Task statement → Find the lines that hold "screenshot". Report only how many there are.

Records supplied →
::::::::

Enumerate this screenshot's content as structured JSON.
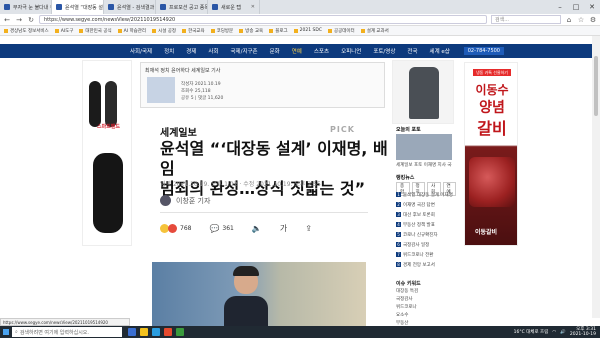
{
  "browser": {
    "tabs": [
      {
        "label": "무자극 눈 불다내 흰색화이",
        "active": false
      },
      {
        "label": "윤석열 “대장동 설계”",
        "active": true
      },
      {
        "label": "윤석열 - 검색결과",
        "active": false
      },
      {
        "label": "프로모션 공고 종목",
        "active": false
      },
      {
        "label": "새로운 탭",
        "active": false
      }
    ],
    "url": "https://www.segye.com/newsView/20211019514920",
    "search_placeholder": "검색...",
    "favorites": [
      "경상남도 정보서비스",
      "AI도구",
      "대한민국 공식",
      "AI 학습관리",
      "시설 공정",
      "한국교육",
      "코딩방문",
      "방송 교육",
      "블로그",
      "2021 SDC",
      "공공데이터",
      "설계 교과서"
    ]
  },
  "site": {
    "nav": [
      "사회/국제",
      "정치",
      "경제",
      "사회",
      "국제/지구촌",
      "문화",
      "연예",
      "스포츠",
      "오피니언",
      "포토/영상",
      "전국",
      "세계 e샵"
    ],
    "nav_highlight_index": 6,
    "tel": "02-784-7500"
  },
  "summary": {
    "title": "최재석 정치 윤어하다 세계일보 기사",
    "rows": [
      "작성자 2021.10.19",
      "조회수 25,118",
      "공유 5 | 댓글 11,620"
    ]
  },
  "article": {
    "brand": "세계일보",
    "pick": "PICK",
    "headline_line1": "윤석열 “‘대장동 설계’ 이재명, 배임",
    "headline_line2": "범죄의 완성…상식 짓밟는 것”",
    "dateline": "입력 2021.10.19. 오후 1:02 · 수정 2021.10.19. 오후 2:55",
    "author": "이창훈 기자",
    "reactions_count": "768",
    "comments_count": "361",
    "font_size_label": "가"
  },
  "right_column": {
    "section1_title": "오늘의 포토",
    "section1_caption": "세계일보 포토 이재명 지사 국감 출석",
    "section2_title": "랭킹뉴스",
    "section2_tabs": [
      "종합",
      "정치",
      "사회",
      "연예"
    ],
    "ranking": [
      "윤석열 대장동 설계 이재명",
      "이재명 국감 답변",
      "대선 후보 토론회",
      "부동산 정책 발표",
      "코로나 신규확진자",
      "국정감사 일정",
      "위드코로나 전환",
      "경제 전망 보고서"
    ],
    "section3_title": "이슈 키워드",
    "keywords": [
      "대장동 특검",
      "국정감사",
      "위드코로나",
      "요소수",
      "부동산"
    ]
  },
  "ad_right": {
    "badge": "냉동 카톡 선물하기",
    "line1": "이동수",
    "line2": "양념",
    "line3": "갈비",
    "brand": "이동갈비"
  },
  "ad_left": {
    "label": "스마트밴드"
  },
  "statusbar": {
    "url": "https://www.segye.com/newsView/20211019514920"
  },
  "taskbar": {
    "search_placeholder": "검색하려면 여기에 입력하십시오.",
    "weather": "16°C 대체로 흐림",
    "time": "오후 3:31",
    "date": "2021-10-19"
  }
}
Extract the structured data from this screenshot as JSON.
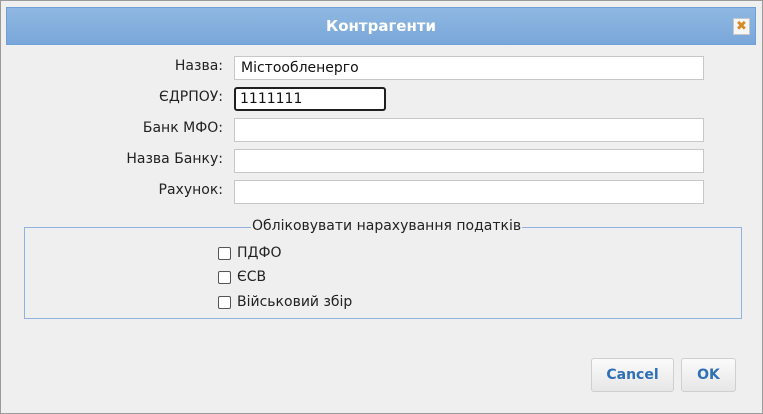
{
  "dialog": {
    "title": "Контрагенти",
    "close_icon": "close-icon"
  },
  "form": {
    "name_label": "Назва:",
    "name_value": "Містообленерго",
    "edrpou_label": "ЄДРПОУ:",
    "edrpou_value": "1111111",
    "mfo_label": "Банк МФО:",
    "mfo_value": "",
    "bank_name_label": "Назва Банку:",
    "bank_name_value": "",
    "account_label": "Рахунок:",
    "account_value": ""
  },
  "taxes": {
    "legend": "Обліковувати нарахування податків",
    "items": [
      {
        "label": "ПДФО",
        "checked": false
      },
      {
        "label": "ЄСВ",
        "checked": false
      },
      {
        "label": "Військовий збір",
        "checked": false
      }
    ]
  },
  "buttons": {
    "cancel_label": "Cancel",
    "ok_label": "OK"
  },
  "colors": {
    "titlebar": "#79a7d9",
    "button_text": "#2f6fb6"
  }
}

::::::::

Written solution → 2